* [The problem] Find the word "youtube" in the listing; pull out each line holding it.

* [Data provided]
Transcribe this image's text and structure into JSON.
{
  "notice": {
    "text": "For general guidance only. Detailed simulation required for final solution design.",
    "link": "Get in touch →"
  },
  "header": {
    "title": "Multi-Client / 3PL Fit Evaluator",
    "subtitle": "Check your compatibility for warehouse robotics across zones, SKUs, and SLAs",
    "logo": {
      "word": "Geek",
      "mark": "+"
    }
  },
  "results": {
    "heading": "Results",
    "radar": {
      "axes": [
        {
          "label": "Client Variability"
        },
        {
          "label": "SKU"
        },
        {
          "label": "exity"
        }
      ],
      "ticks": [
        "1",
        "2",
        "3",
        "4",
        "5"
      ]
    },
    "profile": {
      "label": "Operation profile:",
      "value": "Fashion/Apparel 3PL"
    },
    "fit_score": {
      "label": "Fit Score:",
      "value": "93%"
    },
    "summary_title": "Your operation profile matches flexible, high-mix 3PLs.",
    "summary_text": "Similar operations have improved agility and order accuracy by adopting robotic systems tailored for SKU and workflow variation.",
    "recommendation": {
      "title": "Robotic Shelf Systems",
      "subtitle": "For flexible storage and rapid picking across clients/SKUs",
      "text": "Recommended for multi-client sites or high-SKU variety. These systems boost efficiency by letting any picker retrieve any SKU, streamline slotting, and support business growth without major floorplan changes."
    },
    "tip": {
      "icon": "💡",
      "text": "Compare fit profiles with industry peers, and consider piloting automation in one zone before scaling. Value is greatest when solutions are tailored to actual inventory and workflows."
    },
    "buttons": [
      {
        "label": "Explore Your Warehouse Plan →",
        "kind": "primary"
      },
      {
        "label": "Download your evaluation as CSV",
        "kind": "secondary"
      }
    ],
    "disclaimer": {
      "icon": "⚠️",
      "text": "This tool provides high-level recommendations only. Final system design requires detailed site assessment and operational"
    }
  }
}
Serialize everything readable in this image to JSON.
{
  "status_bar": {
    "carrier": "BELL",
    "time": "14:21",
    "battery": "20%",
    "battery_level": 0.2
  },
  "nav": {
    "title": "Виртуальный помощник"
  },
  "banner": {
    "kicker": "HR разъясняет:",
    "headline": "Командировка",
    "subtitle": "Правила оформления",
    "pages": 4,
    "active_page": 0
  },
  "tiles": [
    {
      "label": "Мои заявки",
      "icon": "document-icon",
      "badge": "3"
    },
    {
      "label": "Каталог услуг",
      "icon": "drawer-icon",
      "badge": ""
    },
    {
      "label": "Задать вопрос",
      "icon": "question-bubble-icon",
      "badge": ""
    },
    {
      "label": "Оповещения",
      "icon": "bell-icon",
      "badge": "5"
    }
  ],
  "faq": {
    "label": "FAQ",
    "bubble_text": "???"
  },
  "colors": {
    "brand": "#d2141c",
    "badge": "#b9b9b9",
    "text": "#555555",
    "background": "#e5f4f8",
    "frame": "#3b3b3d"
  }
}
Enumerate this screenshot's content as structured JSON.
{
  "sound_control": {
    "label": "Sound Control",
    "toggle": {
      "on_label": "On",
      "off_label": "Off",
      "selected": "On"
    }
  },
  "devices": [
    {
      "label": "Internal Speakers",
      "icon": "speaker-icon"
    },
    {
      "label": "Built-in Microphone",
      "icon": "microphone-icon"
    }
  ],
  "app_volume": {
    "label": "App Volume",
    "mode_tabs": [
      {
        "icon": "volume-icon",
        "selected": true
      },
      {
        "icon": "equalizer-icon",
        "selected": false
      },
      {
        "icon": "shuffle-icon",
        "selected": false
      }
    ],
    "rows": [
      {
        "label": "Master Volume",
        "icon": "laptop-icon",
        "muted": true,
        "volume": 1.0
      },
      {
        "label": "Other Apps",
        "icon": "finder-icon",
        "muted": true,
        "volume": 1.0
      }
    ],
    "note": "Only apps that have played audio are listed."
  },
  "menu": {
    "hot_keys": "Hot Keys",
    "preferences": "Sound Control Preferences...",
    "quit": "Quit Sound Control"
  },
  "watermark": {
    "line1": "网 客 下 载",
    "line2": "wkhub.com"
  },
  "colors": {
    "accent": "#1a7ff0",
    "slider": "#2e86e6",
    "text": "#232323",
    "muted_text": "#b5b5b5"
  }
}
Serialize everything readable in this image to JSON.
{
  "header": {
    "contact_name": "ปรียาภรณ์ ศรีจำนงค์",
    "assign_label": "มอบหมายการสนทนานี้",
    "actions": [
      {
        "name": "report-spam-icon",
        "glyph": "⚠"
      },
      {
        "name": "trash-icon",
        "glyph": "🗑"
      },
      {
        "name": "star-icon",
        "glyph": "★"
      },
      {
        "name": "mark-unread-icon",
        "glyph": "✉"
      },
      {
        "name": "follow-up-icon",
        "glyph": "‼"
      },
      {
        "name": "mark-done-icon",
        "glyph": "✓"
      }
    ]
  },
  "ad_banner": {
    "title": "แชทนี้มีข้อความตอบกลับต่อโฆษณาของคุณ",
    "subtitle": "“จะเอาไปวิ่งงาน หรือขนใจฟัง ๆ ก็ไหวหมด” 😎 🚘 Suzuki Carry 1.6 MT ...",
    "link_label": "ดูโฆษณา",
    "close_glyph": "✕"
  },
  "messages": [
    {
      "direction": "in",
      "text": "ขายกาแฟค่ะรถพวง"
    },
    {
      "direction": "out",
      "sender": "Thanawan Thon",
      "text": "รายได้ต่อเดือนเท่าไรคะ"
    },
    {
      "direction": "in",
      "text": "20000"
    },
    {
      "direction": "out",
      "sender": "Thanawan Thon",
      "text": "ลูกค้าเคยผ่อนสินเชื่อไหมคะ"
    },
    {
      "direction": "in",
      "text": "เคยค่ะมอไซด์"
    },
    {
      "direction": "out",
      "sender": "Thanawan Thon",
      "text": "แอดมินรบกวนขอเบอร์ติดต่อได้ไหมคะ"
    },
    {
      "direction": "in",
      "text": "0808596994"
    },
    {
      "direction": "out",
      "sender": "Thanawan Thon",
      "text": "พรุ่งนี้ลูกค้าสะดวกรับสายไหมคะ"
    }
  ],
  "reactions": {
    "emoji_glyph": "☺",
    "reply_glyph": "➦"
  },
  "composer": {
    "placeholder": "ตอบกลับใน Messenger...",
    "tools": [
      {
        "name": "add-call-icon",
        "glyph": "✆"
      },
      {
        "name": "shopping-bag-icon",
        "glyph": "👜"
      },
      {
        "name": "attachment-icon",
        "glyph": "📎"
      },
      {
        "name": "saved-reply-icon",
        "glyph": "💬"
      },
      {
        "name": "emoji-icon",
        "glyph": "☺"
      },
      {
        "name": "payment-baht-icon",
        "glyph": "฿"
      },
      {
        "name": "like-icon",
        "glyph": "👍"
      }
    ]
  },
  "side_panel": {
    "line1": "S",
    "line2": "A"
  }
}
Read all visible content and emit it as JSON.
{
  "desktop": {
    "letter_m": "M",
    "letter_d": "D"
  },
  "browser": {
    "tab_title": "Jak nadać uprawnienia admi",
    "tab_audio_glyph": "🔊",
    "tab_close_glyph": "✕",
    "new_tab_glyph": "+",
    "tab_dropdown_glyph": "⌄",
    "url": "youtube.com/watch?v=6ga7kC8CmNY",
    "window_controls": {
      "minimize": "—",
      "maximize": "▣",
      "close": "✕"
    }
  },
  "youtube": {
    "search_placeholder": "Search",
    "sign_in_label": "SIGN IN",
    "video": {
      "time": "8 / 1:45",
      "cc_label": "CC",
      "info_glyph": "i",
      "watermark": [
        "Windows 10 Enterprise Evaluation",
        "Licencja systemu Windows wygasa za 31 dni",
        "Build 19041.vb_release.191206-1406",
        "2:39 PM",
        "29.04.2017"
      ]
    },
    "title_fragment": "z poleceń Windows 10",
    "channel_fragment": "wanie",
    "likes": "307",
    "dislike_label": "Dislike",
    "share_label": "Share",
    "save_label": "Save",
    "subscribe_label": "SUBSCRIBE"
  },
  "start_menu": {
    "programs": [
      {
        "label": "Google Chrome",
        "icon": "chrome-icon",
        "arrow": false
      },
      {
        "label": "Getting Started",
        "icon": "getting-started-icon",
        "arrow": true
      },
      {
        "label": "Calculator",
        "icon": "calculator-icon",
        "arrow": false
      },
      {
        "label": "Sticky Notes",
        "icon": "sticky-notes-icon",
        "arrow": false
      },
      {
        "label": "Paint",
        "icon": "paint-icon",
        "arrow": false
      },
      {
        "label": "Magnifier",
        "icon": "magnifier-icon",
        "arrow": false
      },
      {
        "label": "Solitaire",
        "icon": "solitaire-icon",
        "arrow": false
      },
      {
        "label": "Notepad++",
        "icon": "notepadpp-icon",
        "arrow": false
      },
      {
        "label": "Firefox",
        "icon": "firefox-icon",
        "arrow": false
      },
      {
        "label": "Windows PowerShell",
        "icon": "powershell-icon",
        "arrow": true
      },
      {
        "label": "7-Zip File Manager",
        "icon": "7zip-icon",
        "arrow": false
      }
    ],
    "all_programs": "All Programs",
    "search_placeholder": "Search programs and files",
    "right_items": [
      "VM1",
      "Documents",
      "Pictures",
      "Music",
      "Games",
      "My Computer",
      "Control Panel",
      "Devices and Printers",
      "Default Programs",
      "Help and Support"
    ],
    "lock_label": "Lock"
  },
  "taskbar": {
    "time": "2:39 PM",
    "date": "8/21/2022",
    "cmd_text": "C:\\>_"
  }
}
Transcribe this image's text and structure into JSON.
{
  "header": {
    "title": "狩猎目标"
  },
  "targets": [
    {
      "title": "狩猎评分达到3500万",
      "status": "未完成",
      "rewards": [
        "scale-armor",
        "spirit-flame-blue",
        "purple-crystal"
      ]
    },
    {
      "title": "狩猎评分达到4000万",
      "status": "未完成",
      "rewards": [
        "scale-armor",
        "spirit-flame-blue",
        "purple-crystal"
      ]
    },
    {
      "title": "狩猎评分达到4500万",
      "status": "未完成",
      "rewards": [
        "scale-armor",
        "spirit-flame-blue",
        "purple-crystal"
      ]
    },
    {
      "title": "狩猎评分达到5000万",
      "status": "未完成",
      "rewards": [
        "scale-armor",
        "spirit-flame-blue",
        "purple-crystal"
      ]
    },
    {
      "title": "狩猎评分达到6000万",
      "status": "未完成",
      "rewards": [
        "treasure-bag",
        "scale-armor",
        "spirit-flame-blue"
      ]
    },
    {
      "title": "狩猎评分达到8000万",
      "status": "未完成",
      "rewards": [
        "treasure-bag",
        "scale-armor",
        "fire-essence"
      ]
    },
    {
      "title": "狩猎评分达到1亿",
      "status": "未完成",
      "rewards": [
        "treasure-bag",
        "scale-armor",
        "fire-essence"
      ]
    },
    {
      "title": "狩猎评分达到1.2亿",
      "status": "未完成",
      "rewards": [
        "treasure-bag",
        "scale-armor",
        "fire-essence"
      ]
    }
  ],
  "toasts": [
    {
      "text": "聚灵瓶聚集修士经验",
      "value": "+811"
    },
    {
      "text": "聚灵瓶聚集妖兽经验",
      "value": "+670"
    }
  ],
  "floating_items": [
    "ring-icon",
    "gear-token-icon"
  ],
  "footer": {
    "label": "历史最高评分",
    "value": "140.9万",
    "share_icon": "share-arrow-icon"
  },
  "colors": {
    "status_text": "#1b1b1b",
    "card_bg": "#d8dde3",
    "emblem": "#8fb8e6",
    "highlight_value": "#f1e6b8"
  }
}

* [Finished answer]
    "url": "youtube.com/watch?v=6ga7kC8CmNY",
  "youtube": {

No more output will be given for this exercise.